• **Task to complete**:
Wherever a line holds the string "emoji", copy that line.

Part of a data file:

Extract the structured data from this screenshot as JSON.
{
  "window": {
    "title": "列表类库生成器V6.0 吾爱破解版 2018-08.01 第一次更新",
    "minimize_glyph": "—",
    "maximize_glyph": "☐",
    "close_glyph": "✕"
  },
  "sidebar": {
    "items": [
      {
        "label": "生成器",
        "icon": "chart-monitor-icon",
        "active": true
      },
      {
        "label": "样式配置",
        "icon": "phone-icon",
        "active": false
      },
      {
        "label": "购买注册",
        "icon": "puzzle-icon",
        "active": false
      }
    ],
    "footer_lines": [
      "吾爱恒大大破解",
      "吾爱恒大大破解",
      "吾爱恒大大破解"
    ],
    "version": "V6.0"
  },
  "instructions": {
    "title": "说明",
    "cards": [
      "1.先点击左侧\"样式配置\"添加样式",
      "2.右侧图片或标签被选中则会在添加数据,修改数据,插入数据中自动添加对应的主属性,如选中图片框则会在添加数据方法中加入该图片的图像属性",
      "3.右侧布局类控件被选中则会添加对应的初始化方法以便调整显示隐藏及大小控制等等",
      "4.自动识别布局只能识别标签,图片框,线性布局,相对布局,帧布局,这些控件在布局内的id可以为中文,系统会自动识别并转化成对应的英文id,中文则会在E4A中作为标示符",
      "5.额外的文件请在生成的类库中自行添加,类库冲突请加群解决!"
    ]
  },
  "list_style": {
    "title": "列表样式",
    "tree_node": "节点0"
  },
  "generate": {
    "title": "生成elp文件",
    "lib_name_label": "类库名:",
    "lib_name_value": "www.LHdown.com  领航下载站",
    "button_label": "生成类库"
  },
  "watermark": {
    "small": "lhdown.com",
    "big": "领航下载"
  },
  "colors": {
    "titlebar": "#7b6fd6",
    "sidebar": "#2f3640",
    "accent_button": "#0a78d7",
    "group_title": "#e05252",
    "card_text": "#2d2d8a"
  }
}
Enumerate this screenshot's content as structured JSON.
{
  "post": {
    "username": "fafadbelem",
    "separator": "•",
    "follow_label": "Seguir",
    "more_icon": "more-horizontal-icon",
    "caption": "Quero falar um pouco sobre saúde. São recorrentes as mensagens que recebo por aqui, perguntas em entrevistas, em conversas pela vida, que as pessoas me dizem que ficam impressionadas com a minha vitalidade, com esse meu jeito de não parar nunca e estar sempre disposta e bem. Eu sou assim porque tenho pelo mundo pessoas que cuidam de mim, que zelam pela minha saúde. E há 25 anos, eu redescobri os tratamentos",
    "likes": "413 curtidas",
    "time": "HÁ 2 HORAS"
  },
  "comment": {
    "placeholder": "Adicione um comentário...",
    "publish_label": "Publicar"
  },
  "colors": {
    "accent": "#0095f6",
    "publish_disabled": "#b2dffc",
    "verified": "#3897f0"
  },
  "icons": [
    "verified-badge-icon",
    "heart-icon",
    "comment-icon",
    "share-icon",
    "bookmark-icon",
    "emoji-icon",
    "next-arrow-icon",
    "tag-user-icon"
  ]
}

---

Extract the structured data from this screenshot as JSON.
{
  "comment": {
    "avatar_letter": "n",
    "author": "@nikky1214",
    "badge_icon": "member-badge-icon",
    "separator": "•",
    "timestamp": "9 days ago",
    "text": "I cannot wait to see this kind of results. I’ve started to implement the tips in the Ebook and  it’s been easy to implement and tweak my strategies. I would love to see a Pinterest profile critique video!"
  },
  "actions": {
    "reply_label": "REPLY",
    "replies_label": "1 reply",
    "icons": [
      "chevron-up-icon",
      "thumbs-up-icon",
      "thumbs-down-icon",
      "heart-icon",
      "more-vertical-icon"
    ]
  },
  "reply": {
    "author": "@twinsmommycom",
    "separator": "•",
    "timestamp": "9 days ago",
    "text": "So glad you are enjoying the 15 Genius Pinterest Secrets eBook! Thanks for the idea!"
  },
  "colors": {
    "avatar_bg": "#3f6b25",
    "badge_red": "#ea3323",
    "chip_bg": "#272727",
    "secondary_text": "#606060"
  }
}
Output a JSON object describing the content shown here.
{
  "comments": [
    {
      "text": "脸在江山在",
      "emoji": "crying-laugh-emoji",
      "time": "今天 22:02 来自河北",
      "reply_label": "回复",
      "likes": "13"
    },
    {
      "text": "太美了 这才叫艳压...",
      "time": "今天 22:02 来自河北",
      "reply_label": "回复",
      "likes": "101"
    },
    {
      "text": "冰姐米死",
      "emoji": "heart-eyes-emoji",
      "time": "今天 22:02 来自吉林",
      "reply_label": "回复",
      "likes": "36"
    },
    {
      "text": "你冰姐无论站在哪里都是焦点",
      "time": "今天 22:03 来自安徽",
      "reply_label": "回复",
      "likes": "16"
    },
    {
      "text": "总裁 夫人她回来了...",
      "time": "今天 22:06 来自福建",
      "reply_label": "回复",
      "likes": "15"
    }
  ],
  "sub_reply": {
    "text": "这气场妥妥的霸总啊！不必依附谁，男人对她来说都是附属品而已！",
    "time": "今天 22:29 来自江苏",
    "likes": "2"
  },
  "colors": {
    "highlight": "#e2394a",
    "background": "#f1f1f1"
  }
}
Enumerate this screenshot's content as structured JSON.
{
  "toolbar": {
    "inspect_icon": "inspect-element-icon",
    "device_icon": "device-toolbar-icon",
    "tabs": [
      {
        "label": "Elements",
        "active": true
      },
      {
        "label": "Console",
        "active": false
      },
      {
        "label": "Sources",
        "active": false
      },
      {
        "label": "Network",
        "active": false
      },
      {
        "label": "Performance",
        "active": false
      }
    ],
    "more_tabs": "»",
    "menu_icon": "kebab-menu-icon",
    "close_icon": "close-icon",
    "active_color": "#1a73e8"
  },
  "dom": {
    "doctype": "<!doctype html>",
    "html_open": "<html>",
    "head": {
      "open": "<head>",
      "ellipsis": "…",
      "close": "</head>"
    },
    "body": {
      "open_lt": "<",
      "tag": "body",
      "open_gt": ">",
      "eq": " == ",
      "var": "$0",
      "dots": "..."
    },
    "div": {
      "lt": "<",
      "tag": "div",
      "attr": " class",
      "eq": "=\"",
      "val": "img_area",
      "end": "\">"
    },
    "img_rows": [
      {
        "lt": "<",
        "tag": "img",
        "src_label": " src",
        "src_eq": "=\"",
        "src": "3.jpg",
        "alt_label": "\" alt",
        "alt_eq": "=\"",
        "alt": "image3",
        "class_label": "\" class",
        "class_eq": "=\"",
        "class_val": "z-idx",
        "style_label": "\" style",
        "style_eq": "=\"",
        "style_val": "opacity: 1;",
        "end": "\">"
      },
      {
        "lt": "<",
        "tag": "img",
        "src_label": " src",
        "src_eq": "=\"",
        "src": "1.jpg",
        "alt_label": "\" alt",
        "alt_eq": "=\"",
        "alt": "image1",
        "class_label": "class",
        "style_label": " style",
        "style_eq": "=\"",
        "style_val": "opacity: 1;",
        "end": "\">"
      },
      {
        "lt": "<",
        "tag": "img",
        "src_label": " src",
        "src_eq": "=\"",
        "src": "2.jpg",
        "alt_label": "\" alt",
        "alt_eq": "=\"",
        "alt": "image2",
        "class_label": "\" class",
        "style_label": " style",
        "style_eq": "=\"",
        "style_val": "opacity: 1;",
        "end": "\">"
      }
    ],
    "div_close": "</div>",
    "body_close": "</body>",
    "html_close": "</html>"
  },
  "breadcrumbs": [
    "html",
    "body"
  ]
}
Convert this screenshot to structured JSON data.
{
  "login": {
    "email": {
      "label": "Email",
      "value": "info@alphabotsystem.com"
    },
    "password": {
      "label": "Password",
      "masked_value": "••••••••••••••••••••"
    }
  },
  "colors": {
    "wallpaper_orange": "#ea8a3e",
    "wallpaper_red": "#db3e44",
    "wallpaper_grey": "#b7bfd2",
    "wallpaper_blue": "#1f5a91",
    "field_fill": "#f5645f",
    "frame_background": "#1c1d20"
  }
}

• **Written response**:
    "emoji-icon",
      "emoji": "crying-laugh-emoji",
      "emoji": "heart-eyes-emoji",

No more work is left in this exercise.